→ TASK INSTRUCTIONS: Say how many lines contain "такого"; the answer is the number alone.

→ SUPPLIED RECORDS:
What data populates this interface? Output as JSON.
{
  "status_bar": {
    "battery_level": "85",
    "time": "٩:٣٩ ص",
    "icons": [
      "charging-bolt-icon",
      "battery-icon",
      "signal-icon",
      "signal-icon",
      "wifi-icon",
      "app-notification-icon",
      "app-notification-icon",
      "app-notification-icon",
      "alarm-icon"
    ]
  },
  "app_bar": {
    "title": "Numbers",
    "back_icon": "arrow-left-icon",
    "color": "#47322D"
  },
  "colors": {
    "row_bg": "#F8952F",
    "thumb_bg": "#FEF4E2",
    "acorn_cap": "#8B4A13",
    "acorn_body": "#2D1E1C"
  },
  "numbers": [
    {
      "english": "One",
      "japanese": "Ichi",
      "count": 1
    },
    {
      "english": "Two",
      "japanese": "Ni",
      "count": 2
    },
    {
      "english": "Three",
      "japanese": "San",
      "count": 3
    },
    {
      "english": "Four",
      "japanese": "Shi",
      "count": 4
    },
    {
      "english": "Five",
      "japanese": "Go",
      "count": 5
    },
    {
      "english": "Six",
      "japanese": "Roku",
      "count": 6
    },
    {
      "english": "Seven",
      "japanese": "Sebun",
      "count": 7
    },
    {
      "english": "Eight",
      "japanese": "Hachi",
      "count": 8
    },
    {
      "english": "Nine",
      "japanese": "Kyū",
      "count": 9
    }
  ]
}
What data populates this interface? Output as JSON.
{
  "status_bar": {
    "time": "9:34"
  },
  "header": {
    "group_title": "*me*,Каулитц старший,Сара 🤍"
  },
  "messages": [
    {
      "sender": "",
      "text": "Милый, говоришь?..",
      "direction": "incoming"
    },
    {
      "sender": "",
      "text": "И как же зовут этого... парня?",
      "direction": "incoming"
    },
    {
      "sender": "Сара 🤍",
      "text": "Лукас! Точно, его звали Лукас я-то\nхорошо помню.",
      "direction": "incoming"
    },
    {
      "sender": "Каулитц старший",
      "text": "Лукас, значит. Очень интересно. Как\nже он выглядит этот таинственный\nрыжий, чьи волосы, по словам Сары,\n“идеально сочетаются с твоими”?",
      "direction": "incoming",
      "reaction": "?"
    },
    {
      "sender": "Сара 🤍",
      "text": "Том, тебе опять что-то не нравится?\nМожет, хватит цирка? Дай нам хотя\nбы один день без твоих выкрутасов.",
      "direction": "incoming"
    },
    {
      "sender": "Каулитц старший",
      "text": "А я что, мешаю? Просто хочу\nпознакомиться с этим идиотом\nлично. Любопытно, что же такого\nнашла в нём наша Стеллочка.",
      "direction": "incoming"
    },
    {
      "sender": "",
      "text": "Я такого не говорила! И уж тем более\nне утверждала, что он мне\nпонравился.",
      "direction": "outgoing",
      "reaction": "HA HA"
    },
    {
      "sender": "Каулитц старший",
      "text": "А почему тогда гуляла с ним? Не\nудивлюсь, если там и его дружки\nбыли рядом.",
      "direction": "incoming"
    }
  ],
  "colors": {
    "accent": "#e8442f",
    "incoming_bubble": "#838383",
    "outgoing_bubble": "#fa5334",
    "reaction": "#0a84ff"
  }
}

→ RESULT: 2